--- start Given entries ---

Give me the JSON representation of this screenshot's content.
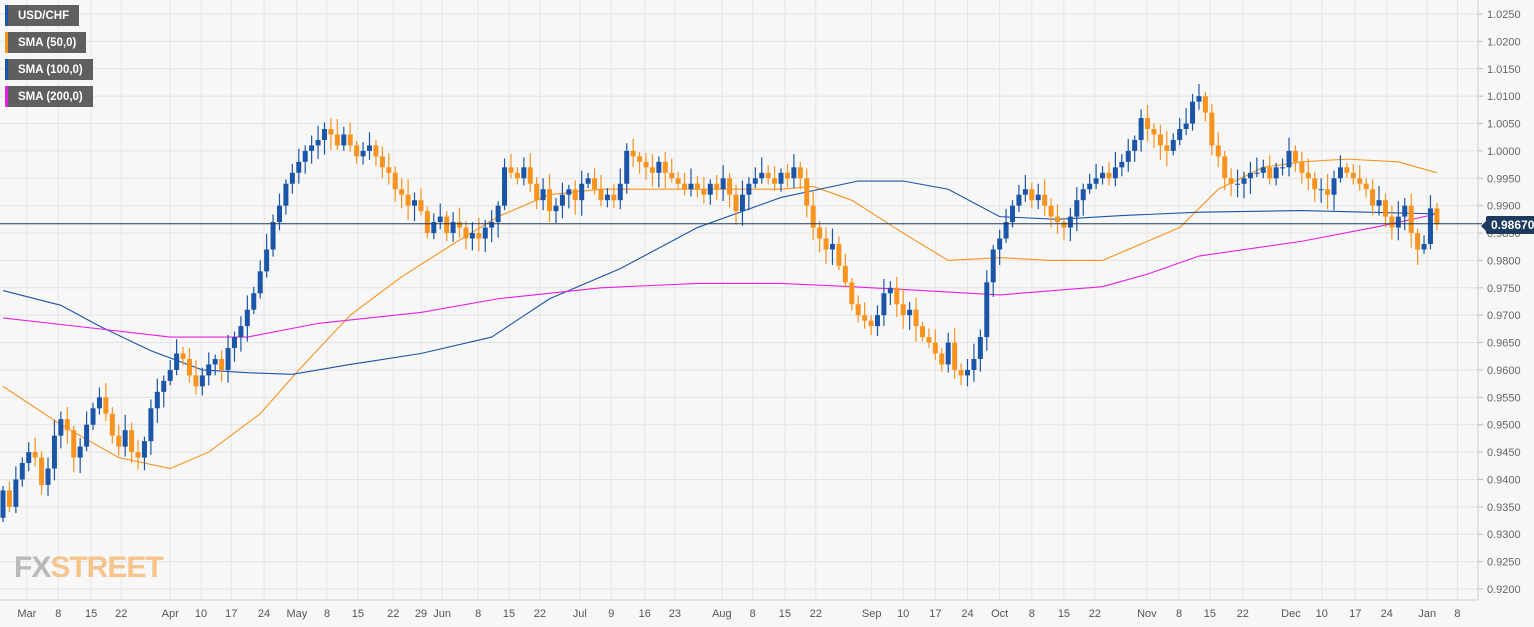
{
  "legend": [
    {
      "label": "USD/CHF",
      "color": "#1a55a8"
    },
    {
      "label": "SMA (50,0)",
      "color": "#f7931e"
    },
    {
      "label": "SMA (100,0)",
      "color": "#1a55a8"
    },
    {
      "label": "SMA (200,0)",
      "color": "#e81fe0"
    }
  ],
  "current_price_label": "0.98670",
  "watermark": {
    "part1": "FX",
    "part2": "STREET"
  },
  "chart_data": {
    "type": "candlestick",
    "symbol": "USD/CHF",
    "ylim": [
      0.918,
      1.027
    ],
    "current_price": 0.9867,
    "y_ticks": [
      "1.0250",
      "1.0200",
      "1.0150",
      "1.0100",
      "1.0050",
      "1.0000",
      "0.9950",
      "0.9900",
      "0.9850",
      "0.9800",
      "0.9750",
      "0.9700",
      "0.9650",
      "0.9600",
      "0.9550",
      "0.9500",
      "0.9450",
      "0.9400",
      "0.9350",
      "0.9300",
      "0.9250",
      "0.9200"
    ],
    "x_ticks": [
      {
        "label": "Mar",
        "idx": 3.7
      },
      {
        "label": "8",
        "idx": 8.6
      },
      {
        "label": "15",
        "idx": 13.7
      },
      {
        "label": "22",
        "idx": 18.4
      },
      {
        "label": "Apr",
        "idx": 26
      },
      {
        "label": "10",
        "idx": 30.8
      },
      {
        "label": "17",
        "idx": 35.5
      },
      {
        "label": "24",
        "idx": 40.6
      },
      {
        "label": "May",
        "idx": 45.7
      },
      {
        "label": "8",
        "idx": 50.4
      },
      {
        "label": "15",
        "idx": 55.2
      },
      {
        "label": "22",
        "idx": 60.7
      },
      {
        "label": "29",
        "idx": 65
      },
      {
        "label": "Jun",
        "idx": 68.3
      },
      {
        "label": "8",
        "idx": 73.9
      },
      {
        "label": "15",
        "idx": 78.7
      },
      {
        "label": "22",
        "idx": 83.5
      },
      {
        "label": "Jul",
        "idx": 89.7
      },
      {
        "label": "9",
        "idx": 94.6
      },
      {
        "label": "16",
        "idx": 99.8
      },
      {
        "label": "23",
        "idx": 104.5
      },
      {
        "label": "Aug",
        "idx": 111.8
      },
      {
        "label": "8",
        "idx": 116.6
      },
      {
        "label": "15",
        "idx": 121.6
      },
      {
        "label": "22",
        "idx": 126.4
      },
      {
        "label": "Sep",
        "idx": 135.1
      },
      {
        "label": "10",
        "idx": 140
      },
      {
        "label": "17",
        "idx": 145
      },
      {
        "label": "24",
        "idx": 150
      },
      {
        "label": "Oct",
        "idx": 155
      },
      {
        "label": "8",
        "idx": 160
      },
      {
        "label": "15",
        "idx": 165
      },
      {
        "label": "22",
        "idx": 169.8
      },
      {
        "label": "Nov",
        "idx": 177.9
      },
      {
        "label": "8",
        "idx": 182.9
      },
      {
        "label": "15",
        "idx": 187.7
      },
      {
        "label": "22",
        "idx": 192.8
      },
      {
        "label": "Dec",
        "idx": 200.3
      },
      {
        "label": "10",
        "idx": 205.1
      },
      {
        "label": "17",
        "idx": 210.3
      },
      {
        "label": "24",
        "idx": 215.2
      },
      {
        "label": "Jan",
        "idx": 221.5
      },
      {
        "label": "8",
        "idx": 226.2
      }
    ],
    "first_open": 0.933,
    "closes": [
      0.938,
      0.935,
      0.94,
      0.943,
      0.945,
      0.944,
      0.939,
      0.942,
      0.948,
      0.951,
      0.949,
      0.944,
      0.946,
      0.95,
      0.953,
      0.955,
      0.952,
      0.948,
      0.946,
      0.949,
      0.945,
      0.944,
      0.947,
      0.953,
      0.956,
      0.958,
      0.96,
      0.963,
      0.962,
      0.959,
      0.957,
      0.959,
      0.961,
      0.962,
      0.96,
      0.964,
      0.966,
      0.968,
      0.971,
      0.974,
      0.978,
      0.982,
      0.987,
      0.99,
      0.994,
      0.996,
      0.998,
      1.0,
      1.001,
      1.002,
      1.004,
      1.003,
      1.001,
      1.003,
      1.001,
      0.999,
      1.0,
      1.001,
      0.999,
      0.997,
      0.996,
      0.993,
      0.992,
      0.99,
      0.991,
      0.989,
      0.985,
      0.987,
      0.988,
      0.985,
      0.987,
      0.986,
      0.984,
      0.985,
      0.984,
      0.986,
      0.987,
      0.99,
      0.997,
      0.996,
      0.995,
      0.997,
      0.994,
      0.991,
      0.993,
      0.989,
      0.99,
      0.992,
      0.993,
      0.991,
      0.994,
      0.995,
      0.993,
      0.991,
      0.992,
      0.991,
      0.994,
      1.0,
      0.999,
      0.998,
      0.997,
      0.996,
      0.998,
      0.996,
      0.995,
      0.994,
      0.993,
      0.994,
      0.993,
      0.992,
      0.994,
      0.993,
      0.995,
      0.992,
      0.989,
      0.992,
      0.994,
      0.995,
      0.996,
      0.995,
      0.994,
      0.996,
      0.995,
      0.997,
      0.995,
      0.99,
      0.986,
      0.984,
      0.982,
      0.983,
      0.979,
      0.976,
      0.972,
      0.97,
      0.969,
      0.968,
      0.97,
      0.974,
      0.975,
      0.972,
      0.97,
      0.971,
      0.968,
      0.966,
      0.965,
      0.963,
      0.961,
      0.965,
      0.96,
      0.959,
      0.96,
      0.962,
      0.966,
      0.976,
      0.982,
      0.984,
      0.987,
      0.99,
      0.992,
      0.993,
      0.991,
      0.992,
      0.99,
      0.988,
      0.987,
      0.986,
      0.988,
      0.991,
      0.993,
      0.994,
      0.995,
      0.996,
      0.995,
      0.997,
      0.998,
      1.0,
      1.002,
      1.006,
      1.004,
      1.003,
      1.001,
      1.0,
      1.002,
      1.004,
      1.005,
      1.009,
      1.01,
      1.007,
      1.001,
      0.999,
      0.995,
      0.994,
      0.994,
      0.995,
      0.996,
      0.996,
      0.997,
      0.995,
      0.997,
      0.997,
      1.0,
      0.998,
      0.996,
      0.995,
      0.993,
      0.993,
      0.992,
      0.995,
      0.997,
      0.996,
      0.995,
      0.994,
      0.993,
      0.99,
      0.991,
      0.988,
      0.986,
      0.988,
      0.99,
      0.985,
      0.982,
      0.983,
      0.9895,
      0.9867
    ],
    "series": [
      {
        "name": "SMA (50,0)",
        "color": "#f7931e",
        "points": [
          [
            0,
            0.957
          ],
          [
            9,
            0.95
          ],
          [
            18,
            0.944
          ],
          [
            26,
            0.942
          ],
          [
            32,
            0.945
          ],
          [
            40,
            0.952
          ],
          [
            46,
            0.96
          ],
          [
            54,
            0.97
          ],
          [
            62,
            0.977
          ],
          [
            70,
            0.983
          ],
          [
            77,
            0.988
          ],
          [
            85,
            0.992
          ],
          [
            93,
            0.993
          ],
          [
            108,
            0.993
          ],
          [
            121,
            0.993
          ],
          [
            126,
            0.9935
          ],
          [
            132,
            0.991
          ],
          [
            140,
            0.985
          ],
          [
            147,
            0.98
          ],
          [
            155,
            0.9805
          ],
          [
            163,
            0.98
          ],
          [
            171,
            0.98
          ],
          [
            177,
            0.983
          ],
          [
            183,
            0.986
          ],
          [
            189,
            0.993
          ],
          [
            196,
            0.997
          ],
          [
            202,
            0.998
          ],
          [
            209,
            0.9985
          ],
          [
            217,
            0.998
          ],
          [
            223,
            0.996
          ]
        ]
      },
      {
        "name": "SMA (100,0)",
        "color": "#1a55a8",
        "points": [
          [
            0,
            0.9745
          ],
          [
            9,
            0.9718
          ],
          [
            15,
            0.968
          ],
          [
            23,
            0.9635
          ],
          [
            31,
            0.96
          ],
          [
            38,
            0.9595
          ],
          [
            45,
            0.9592
          ],
          [
            54,
            0.961
          ],
          [
            65,
            0.963
          ],
          [
            76,
            0.966
          ],
          [
            85,
            0.973
          ],
          [
            96,
            0.9785
          ],
          [
            108,
            0.986
          ],
          [
            121,
            0.9915
          ],
          [
            133,
            0.9945
          ],
          [
            140,
            0.9945
          ],
          [
            147,
            0.993
          ],
          [
            155,
            0.988
          ],
          [
            164,
            0.9875
          ],
          [
            174,
            0.9882
          ],
          [
            186,
            0.9888
          ],
          [
            202,
            0.9891
          ],
          [
            223,
            0.9885
          ]
        ]
      },
      {
        "name": "SMA (200,0)",
        "color": "#e81fe0",
        "points": [
          [
            0,
            0.9695
          ],
          [
            15,
            0.9675
          ],
          [
            26,
            0.966
          ],
          [
            38,
            0.966
          ],
          [
            49,
            0.9685
          ],
          [
            65,
            0.9705
          ],
          [
            77,
            0.973
          ],
          [
            93,
            0.975
          ],
          [
            108,
            0.9758
          ],
          [
            121,
            0.9758
          ],
          [
            132,
            0.9752
          ],
          [
            143,
            0.9745
          ],
          [
            155,
            0.9737
          ],
          [
            171,
            0.9752
          ],
          [
            178,
            0.9775
          ],
          [
            186,
            0.9808
          ],
          [
            202,
            0.9835
          ],
          [
            214,
            0.9862
          ],
          [
            223,
            0.9885
          ]
        ]
      }
    ]
  }
}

--- end Given entries ---

Task description:
Copy every line that contains the string "name".

Written answer:
        "name": "SMA (50,0)",
        "name": "SMA (100,0)",
        "name": "SMA (200,0)",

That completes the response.